PROMPT. Transcribe the entries that follow, word for word.

Items from a dataset.
════

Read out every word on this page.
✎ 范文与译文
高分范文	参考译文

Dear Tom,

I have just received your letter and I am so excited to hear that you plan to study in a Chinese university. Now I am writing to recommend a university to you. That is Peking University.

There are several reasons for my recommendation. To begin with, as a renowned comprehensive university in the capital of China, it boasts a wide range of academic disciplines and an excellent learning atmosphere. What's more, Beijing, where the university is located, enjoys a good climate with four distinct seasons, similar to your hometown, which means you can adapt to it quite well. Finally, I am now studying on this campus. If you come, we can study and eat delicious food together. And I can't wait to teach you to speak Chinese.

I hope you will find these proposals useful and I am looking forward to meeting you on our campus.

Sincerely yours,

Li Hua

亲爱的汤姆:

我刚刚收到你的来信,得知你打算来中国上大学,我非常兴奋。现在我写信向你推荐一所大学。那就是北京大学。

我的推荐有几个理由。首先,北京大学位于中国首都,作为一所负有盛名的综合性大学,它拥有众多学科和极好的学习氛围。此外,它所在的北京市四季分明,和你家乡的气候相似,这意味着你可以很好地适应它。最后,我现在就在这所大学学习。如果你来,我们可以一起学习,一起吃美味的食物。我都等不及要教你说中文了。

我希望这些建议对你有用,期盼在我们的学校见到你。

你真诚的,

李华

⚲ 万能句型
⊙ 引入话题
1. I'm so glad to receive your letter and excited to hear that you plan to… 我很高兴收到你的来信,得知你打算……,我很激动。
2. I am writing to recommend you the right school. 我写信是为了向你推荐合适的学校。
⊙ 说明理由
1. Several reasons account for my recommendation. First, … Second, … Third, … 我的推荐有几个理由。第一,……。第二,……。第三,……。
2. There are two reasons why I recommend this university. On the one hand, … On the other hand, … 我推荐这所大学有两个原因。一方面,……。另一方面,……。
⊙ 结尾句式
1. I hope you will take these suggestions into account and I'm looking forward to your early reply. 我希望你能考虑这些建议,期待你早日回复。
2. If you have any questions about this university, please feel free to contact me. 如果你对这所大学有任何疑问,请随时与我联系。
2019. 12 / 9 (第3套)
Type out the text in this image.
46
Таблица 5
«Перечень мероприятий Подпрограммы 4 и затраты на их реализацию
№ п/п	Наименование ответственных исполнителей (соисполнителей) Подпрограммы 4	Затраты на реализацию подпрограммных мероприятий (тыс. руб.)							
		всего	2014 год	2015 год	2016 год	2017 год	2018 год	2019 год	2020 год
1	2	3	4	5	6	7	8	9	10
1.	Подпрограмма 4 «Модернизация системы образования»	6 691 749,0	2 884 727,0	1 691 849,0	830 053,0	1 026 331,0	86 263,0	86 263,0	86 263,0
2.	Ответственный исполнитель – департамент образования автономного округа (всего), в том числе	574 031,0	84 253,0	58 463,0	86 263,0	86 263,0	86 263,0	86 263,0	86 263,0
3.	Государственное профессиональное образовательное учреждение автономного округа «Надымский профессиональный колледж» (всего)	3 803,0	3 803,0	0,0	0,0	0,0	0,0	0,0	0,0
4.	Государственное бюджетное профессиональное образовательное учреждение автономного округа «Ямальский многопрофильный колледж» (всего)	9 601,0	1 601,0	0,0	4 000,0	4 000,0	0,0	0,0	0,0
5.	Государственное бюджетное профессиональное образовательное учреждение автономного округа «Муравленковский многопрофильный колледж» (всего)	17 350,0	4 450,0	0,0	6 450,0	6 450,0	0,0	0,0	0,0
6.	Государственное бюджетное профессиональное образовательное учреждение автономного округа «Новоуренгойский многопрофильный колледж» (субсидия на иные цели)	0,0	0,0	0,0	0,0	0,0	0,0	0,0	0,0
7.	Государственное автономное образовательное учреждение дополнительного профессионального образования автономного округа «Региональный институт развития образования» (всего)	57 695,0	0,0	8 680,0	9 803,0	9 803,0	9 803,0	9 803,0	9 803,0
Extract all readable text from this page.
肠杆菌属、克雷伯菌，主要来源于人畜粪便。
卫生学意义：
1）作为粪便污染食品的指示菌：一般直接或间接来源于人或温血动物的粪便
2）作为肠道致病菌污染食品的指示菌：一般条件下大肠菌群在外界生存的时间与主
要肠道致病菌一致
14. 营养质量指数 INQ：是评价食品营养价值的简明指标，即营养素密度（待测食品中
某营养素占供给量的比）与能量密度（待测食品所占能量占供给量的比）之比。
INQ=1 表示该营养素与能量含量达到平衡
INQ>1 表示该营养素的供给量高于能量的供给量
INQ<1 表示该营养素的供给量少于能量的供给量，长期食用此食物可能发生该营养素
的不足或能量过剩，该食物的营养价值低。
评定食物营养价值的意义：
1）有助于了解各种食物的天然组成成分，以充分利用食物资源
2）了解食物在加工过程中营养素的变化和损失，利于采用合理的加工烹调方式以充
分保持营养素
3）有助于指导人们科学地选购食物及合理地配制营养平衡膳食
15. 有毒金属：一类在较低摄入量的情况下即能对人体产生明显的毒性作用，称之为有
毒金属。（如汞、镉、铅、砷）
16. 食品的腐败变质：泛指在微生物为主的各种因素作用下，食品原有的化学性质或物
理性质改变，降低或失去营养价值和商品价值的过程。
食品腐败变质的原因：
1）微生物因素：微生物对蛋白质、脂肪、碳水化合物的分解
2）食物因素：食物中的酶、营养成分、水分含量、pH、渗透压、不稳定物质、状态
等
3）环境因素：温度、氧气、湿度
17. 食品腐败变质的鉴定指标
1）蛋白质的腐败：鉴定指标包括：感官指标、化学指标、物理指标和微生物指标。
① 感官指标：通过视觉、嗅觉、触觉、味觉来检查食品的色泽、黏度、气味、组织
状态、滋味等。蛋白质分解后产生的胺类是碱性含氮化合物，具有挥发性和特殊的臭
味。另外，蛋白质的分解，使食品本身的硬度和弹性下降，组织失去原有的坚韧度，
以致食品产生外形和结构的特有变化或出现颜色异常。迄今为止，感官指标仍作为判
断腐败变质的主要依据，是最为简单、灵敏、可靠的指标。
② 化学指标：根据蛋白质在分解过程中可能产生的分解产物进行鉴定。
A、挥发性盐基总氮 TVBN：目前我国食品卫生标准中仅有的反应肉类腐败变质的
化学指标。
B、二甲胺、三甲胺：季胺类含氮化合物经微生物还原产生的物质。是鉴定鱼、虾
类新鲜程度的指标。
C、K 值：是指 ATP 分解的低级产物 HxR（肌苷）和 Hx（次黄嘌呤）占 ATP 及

════

WRITTEN SOLUTION.
Read out every word on this page.
✎ 范文与译文
高分范文	参考译文

Dear Tom,

I have just received your letter and I am so excited to hear that you plan to study in a Chinese university. Now I am writing to recommend a university to you. That is Peking University.

There are several reasons for my recommendation. To begin with, as a renowned comprehensive university in the capital of China, it boasts a wide range of academic disciplines and an excellent learning atmosphere. What's more, Beijing, where the university is located, enjoys a good climate with four distinct seasons, similar to your hometown, which means you can adapt to it quite well. Finally, I am now studying on this campus. If you come, we can study and eat delicious food together. And I can't wait to teach you to speak Chinese.

I hope you will find these proposals useful and I am looking forward to meeting you on our campus.

Sincerely yours,

Li Hua

亲爱的汤姆:

我刚刚收到你的来信,得知你打算来中国上大学,我非常兴奋。现在我写信向你推荐一所大学。那就是北京大学。

我的推荐有几个理由。首先,北京大学位于中国首都,作为一所负有盛名的综合性大学,它拥有众多学科和极好的学习氛围。此外,它所在的北京市四季分明,和你家乡的气候相似,这意味着你可以很好地适应它。最后,我现在就在这所大学学习。如果你来,我们可以一起学习,一起吃美味的食物。我都等不及要教你说中文了。

我希望这些建议对你有用,期盼在我们的学校见到你。

你真诚的,

李华

⚲ 万能句型
⊙ 引入话题
1. I'm so glad to receive your letter and excited to hear that you plan to… 我很高兴收到你的来信,得知你打算……,我很激动。
2. I am writing to recommend you the right school. 我写信是为了向你推荐合适的学校。
⊙ 说明理由
1. Several reasons account for my recommendation. First, … Second, … Third, … 我的推荐有几个理由。第一,……。第二,……。第三,……。
2. There are two reasons why I recommend this university. On the one hand, … On the other hand, … 我推荐这所大学有两个原因。一方面,……。另一方面,……。
⊙ 结尾句式
1. I hope you will take these suggestions into account and I'm looking forward to your early reply. 我希望你能考虑这些建议,期待你早日回复。
2. If you have any questions about this university, please feel free to contact me. 如果你对这所大学有任何疑问,请随时与我联系。
2019. 12 / 9 (第3套)
Type out the text in this image.
46
Таблица 5
«Перечень мероприятий Подпрограммы 4 и затраты на их реализацию
№ п/п	Наименование ответственных исполнителей (соисполнителей) Подпрограммы 4	Затраты на реализацию подпрограммных мероприятий (тыс. руб.)							
		всего	2014 год	2015 год	2016 год	2017 год	2018 год	2019 год	2020 год
1	2	3	4	5	6	7	8	9	10
1.	Подпрограмма 4 «Модернизация системы образования»	6 691 749,0	2 884 727,0	1 691 849,0	830 053,0	1 026 331,0	86 263,0	86 263,0	86 263,0
2.	Ответственный исполнитель – департамент образования автономного округа (всего), в том числе	574 031,0	84 253,0	58 463,0	86 263,0	86 263,0	86 263,0	86 263,0	86 263,0
3.	Государственное профессиональное образовательное учреждение автономного округа «Надымский профессиональный колледж» (всего)	3 803,0	3 803,0	0,0	0,0	0,0	0,0	0,0	0,0
4.	Государственное бюджетное профессиональное образовательное учреждение автономного округа «Ямальский многопрофильный колледж» (всего)	9 601,0	1 601,0	0,0	4 000,0	4 000,0	0,0	0,0	0,0
5.	Государственное бюджетное профессиональное образовательное учреждение автономного округа «Муравленковский многопрофильный колледж» (всего)	17 350,0	4 450,0	0,0	6 450,0	6 450,0	0,0	0,0	0,0
6.	Государственное бюджетное профессиональное образовательное учреждение автономного округа «Новоуренгойский многопрофильный колледж» (субсидия на иные цели)	0,0	0,0	0,0	0,0	0,0	0,0	0,0	0,0
7.	Государственное автономное образовательное учреждение дополнительного профессионального образования автономного округа «Региональный институт развития образования» (всего)	57 695,0	0,0	8 680,0	9 803,0	9 803,0	9 803,0	9 803,0	9 803,0
Extract all readable text from this page.
肠杆菌属、克雷伯菌，主要来源于人畜粪便。
卫生学意义：
1）作为粪便污染食品的指示菌：一般直接或间接来源于人或温血动物的粪便
2）作为肠道致病菌污染食品的指示菌：一般条件下大肠菌群在外界生存的时间与主
要肠道致病菌一致
14. 营养质量指数 INQ：是评价食品营养价值的简明指标，即营养素密度（待测食品中
某营养素占供给量的比）与能量密度（待测食品所占能量占供给量的比）之比。
INQ=1 表示该营养素与能量含量达到平衡
INQ>1 表示该营养素的供给量高于能量的供给量
INQ<1 表示该营养素的供给量少于能量的供给量，长期食用此食物可能发生该营养素
的不足或能量过剩，该食物的营养价值低。
评定食物营养价值的意义：
1）有助于了解各种食物的天然组成成分，以充分利用食物资源
2）了解食物在加工过程中营养素的变化和损失，利于采用合理的加工烹调方式以充
分保持营养素
3）有助于指导人们科学地选购食物及合理地配制营养平衡膳食
15. 有毒金属：一类在较低摄入量的情况下即能对人体产生明显的毒性作用，称之为有
毒金属。（如汞、镉、铅、砷）
16. 食品的腐败变质：泛指在微生物为主的各种因素作用下，食品原有的化学性质或物
理性质改变，降低或失去营养价值和商品价值的过程。
食品腐败变质的原因：
1）微生物因素：微生物对蛋白质、脂肪、碳水化合物的分解
2）食物因素：食物中的酶、营养成分、水分含量、pH、渗透压、不稳定物质、状态
等
3）环境因素：温度、氧气、湿度
17. 食品腐败变质的鉴定指标
1）蛋白质的腐败：鉴定指标包括：感官指标、化学指标、物理指标和微生物指标。
① 感官指标：通过视觉、嗅觉、触觉、味觉来检查食品的色泽、黏度、气味、组织
状态、滋味等。蛋白质分解后产生的胺类是碱性含氮化合物，具有挥发性和特殊的臭
味。另外，蛋白质的分解，使食品本身的硬度和弹性下降，组织失去原有的坚韧度，
以致食品产生外形和结构的特有变化或出现颜色异常。迄今为止，感官指标仍作为判
断腐败变质的主要依据，是最为简单、灵敏、可靠的指标。
② 化学指标：根据蛋白质在分解过程中可能产生的分解产物进行鉴定。
A、挥发性盐基总氮 TVBN：目前我国食品卫生标准中仅有的反应肉类腐败变质的
化学指标。
B、二甲胺、三甲胺：季胺类含氮化合物经微生物还原产生的物质。是鉴定鱼、虾
类新鲜程度的指标。
C、K 值：是指 ATP 分解的低级产物 HxR（肌苷）和 Hx（次黄嘌呤）占 ATP 及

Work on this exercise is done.